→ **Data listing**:
--- begin ---
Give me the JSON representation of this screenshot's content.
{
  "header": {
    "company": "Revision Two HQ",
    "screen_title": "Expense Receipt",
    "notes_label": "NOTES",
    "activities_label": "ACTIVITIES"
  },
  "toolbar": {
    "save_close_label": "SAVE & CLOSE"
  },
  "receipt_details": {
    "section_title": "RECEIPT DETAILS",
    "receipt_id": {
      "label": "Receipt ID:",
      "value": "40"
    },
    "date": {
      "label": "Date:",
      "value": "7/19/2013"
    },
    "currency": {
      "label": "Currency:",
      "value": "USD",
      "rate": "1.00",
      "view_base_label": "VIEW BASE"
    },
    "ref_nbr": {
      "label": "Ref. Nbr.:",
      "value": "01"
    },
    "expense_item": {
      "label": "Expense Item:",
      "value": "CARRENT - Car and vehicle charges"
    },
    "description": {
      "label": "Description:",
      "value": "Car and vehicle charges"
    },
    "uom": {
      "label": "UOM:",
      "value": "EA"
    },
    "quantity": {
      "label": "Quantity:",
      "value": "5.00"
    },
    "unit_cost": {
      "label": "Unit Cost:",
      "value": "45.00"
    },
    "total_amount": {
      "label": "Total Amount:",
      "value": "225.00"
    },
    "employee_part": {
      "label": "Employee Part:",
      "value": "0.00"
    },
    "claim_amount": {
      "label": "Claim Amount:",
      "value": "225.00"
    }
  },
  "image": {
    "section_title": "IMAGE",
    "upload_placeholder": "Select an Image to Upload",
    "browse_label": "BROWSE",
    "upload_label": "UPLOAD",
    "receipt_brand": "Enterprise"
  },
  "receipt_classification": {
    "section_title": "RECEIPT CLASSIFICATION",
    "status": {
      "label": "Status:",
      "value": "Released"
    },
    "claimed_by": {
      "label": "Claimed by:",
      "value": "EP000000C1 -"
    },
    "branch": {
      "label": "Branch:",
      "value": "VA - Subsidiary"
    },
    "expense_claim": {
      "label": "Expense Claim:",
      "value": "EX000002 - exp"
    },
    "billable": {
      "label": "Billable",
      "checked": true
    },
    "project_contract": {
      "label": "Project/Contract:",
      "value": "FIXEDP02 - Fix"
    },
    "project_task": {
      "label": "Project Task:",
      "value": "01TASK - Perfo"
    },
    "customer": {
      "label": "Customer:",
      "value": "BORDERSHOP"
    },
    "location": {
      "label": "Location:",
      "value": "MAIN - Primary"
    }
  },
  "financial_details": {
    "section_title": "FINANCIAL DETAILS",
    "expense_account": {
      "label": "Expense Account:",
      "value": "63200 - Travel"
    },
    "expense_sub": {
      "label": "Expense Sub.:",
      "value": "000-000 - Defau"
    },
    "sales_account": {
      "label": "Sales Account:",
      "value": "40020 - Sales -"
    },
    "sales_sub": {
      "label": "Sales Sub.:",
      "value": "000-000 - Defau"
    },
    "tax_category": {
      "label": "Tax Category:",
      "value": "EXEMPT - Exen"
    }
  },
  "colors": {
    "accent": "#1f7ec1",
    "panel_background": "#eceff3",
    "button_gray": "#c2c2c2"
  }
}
--- end ---
→ **Problem to work on**:
Produce an exact copy of all the records.

→ **Expected answer**:
Give me the JSON representation of this screenshot's content.
{
  "header": {
    "company": "Revision Two HQ",
    "screen_title": "Expense Receipt",
    "notes_label": "NOTES",
    "activities_label": "ACTIVITIES"
  },
  "toolbar": {
    "save_close_label": "SAVE & CLOSE"
  },
  "receipt_details": {
    "section_title": "RECEIPT DETAILS",
    "receipt_id": {
      "label": "Receipt ID:",
      "value": "40"
    },
    "date": {
      "label": "Date:",
      "value": "7/19/2013"
    },
    "currency": {
      "label": "Currency:",
      "value": "USD",
      "rate": "1.00",
      "view_base_label": "VIEW BASE"
    },
    "ref_nbr": {
      "label": "Ref. Nbr.:",
      "value": "01"
    },
    "expense_item": {
      "label": "Expense Item:",
      "value": "CARRENT - Car and vehicle charges"
    },
    "description": {
      "label": "Description:",
      "value": "Car and vehicle charges"
    },
    "uom": {
      "label": "UOM:",
      "value": "EA"
    },
    "quantity": {
      "label": "Quantity:",
      "value": "5.00"
    },
    "unit_cost": {
      "label": "Unit Cost:",
      "value": "45.00"
    },
    "total_amount": {
      "label": "Total Amount:",
      "value": "225.00"
    },
    "employee_part": {
      "label": "Employee Part:",
      "value": "0.00"
    },
    "claim_amount": {
      "label": "Claim Amount:",
      "value": "225.00"
    }
  },
  "image": {
    "section_title": "IMAGE",
    "upload_placeholder": "Select an Image to Upload",
    "browse_label": "BROWSE",
    "upload_label": "UPLOAD",
    "receipt_brand": "Enterprise"
  },
  "receipt_classification": {
    "section_title": "RECEIPT CLASSIFICATION",
    "status": {
      "label": "Status:",
      "value": "Released"
    },
    "claimed_by": {
      "label": "Claimed by:",
      "value": "EP000000C1 -"
    },
    "branch": {
      "label": "Branch:",
      "value": "VA - Subsidiary"
    },
    "expense_claim": {
      "label": "Expense Claim:",
      "value": "EX000002 - exp"
    },
    "billable": {
      "label": "Billable",
      "checked": true
    },
    "project_contract": {
      "label": "Project/Contract:",
      "value": "FIXEDP02 - Fix"
    },
    "project_task": {
      "label": "Project Task:",
      "value": "01TASK - Perfo"
    },
    "customer": {
      "label": "Customer:",
      "value": "BORDERSHOP"
    },
    "location": {
      "label": "Location:",
      "value": "MAIN - Primary"
    }
  },
  "financial_details": {
    "section_title": "FINANCIAL DETAILS",
    "expense_account": {
      "label": "Expense Account:",
      "value": "63200 - Travel"
    },
    "expense_sub": {
      "label": "Expense Sub.:",
      "value": "000-000 - Defau"
    },
    "sales_account": {
      "label": "Sales Account:",
      "value": "40020 - Sales -"
    },
    "sales_sub": {
      "label": "Sales Sub.:",
      "value": "000-000 - Defau"
    },
    "tax_category": {
      "label": "Tax Category:",
      "value": "EXEMPT - Exen"
    }
  },
  "colors": {
    "accent": "#1f7ec1",
    "panel_background": "#eceff3",
    "button_gray": "#c2c2c2"
  }
}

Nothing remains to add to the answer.